▸ **Description of the task**: Check every line of the entries that follow, and copy the ones containing "Output".

>> BEGIN Records shown

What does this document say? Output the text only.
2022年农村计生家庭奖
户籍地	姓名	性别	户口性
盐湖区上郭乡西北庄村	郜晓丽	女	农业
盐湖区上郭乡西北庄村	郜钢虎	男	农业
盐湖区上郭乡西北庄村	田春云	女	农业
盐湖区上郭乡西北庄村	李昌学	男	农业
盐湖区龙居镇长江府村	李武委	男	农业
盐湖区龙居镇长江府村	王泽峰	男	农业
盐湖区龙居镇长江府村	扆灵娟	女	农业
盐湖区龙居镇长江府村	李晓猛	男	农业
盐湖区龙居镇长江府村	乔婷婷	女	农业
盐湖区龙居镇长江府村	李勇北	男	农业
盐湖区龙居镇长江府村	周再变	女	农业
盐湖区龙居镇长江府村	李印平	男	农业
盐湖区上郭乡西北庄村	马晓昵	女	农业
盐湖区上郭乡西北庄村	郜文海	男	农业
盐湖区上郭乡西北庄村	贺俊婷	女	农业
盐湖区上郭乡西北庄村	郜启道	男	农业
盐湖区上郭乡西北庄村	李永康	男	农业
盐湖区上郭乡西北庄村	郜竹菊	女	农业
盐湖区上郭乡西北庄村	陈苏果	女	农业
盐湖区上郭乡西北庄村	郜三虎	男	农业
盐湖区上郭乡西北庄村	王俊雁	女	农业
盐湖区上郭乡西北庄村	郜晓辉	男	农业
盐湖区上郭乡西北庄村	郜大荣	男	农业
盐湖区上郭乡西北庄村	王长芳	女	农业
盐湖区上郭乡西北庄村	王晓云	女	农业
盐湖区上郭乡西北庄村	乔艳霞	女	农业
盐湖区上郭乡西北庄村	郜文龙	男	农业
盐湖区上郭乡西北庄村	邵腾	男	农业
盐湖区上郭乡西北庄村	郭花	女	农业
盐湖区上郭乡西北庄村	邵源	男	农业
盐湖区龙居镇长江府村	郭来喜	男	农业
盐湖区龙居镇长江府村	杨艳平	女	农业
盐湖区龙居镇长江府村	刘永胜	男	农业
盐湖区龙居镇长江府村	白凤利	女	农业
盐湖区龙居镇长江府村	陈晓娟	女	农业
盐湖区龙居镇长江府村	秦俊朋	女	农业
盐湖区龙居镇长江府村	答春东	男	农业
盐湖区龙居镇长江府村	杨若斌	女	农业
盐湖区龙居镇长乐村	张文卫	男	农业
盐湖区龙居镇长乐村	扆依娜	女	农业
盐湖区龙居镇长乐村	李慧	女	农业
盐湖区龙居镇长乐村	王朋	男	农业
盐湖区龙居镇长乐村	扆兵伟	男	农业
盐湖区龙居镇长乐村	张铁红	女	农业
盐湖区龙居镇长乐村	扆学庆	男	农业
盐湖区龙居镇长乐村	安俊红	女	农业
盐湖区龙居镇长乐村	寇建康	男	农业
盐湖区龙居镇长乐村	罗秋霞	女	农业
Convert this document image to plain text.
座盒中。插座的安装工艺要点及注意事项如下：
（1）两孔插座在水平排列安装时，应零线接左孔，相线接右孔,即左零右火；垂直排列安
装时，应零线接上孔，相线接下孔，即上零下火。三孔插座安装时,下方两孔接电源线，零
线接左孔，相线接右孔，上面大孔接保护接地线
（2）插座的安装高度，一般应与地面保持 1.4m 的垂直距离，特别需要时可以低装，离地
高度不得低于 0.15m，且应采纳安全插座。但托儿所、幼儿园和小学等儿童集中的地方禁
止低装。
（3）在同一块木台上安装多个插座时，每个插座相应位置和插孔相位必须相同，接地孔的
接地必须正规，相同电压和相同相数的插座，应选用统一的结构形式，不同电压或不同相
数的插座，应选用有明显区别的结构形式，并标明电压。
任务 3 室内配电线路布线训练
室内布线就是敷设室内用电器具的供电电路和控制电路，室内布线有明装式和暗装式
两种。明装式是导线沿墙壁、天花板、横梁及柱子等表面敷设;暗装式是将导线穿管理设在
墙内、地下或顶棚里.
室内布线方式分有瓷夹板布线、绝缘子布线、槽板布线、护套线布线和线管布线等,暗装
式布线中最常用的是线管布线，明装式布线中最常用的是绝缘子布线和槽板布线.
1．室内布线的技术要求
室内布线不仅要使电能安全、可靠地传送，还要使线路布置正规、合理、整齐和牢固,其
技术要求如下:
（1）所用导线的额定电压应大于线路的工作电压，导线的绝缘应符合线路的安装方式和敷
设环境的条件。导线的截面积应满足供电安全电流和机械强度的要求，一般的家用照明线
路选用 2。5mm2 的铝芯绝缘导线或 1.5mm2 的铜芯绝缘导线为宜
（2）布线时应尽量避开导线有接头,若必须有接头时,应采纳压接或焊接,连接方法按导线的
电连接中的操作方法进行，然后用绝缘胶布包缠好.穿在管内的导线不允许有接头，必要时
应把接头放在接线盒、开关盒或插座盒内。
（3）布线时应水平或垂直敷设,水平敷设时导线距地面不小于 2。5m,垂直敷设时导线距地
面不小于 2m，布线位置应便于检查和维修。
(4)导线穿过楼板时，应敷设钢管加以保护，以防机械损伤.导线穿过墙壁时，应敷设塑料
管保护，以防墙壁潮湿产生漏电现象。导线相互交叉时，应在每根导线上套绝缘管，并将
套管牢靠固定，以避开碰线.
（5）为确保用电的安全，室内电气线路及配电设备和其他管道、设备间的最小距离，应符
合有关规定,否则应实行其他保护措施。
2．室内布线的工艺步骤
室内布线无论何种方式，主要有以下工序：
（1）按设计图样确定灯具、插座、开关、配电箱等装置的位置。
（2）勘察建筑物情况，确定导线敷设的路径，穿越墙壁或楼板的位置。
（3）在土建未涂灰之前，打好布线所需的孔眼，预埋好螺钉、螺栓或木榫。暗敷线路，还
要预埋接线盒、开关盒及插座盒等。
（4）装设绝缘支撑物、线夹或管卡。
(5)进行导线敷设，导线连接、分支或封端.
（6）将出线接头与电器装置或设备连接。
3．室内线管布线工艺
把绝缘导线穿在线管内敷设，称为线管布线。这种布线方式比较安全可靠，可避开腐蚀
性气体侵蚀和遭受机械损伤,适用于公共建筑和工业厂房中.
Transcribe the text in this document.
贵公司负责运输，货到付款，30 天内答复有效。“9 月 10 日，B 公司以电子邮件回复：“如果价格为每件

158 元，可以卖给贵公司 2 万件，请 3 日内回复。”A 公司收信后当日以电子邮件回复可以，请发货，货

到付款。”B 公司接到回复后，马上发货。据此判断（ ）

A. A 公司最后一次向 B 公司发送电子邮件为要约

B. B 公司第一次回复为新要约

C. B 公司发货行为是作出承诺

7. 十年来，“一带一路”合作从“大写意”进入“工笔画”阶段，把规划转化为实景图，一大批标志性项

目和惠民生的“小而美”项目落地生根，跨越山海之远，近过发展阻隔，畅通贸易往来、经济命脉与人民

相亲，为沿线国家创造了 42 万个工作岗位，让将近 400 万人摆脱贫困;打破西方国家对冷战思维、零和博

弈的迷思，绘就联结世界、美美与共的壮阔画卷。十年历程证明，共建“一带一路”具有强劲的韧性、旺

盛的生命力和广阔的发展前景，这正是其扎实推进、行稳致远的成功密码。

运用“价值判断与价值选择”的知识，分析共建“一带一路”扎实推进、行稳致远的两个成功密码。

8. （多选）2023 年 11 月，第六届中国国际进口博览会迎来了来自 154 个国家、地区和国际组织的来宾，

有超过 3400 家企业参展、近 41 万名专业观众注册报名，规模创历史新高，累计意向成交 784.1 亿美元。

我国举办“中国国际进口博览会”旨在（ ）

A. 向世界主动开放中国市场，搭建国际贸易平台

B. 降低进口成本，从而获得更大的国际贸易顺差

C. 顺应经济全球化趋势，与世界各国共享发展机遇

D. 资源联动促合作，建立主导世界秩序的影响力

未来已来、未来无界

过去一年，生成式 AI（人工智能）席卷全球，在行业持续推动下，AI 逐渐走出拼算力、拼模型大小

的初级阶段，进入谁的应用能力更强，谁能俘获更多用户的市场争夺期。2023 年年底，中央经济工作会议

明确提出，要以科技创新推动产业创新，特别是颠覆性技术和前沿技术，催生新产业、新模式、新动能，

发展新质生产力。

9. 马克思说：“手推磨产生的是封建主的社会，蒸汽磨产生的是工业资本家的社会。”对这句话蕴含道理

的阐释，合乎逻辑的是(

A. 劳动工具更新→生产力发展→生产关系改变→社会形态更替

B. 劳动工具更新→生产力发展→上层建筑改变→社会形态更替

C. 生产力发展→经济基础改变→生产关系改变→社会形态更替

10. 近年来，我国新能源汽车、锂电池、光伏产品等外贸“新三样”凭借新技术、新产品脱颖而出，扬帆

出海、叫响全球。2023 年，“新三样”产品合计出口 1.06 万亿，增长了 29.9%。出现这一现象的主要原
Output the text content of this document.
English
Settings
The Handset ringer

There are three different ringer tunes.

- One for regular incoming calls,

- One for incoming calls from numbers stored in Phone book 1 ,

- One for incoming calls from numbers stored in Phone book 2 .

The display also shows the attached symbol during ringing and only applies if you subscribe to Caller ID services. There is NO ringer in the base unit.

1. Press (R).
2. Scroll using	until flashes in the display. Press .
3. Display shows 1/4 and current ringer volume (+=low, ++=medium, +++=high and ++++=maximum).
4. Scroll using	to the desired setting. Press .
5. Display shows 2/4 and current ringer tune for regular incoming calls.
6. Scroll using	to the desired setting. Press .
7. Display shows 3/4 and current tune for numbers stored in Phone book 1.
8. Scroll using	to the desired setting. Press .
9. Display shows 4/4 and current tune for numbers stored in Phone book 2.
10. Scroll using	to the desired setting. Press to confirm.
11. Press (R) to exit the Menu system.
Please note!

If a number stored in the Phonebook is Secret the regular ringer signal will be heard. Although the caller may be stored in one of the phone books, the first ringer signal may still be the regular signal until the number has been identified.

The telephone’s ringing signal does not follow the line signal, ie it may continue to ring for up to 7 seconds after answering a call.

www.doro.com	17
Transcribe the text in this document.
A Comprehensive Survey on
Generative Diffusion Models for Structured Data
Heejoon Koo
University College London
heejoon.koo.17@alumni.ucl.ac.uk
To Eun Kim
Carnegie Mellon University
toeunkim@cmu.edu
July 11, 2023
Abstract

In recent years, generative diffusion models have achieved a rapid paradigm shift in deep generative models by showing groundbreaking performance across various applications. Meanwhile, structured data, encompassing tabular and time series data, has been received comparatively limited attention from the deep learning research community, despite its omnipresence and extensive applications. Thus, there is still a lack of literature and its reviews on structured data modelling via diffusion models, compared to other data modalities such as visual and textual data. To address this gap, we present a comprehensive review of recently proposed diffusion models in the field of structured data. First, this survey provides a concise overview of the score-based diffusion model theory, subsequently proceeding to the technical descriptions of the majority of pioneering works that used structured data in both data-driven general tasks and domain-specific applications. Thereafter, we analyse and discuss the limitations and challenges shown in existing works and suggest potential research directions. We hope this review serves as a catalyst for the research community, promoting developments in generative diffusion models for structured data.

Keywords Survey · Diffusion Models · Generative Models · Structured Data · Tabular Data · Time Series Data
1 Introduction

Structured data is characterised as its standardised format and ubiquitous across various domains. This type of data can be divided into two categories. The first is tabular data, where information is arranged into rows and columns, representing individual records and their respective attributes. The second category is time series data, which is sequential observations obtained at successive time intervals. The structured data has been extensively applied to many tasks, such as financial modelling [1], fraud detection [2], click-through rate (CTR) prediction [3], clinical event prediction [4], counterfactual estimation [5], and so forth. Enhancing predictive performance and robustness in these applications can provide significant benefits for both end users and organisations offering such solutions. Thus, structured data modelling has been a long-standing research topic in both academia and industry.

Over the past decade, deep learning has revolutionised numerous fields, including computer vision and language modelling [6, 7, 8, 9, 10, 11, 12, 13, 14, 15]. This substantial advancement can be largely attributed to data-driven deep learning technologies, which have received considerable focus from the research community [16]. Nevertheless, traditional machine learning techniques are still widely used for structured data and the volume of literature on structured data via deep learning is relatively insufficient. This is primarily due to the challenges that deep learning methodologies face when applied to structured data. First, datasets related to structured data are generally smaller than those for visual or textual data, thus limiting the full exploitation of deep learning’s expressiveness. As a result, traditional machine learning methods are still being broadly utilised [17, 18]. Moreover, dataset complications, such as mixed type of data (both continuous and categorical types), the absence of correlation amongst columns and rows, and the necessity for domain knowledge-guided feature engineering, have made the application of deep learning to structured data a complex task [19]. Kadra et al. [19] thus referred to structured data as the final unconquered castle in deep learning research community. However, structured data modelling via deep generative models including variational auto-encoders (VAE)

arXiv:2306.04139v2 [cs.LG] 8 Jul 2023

>> END Records shown

▸ **Correct result**:
What does this document say? Output the text only.
Output the text content of this document.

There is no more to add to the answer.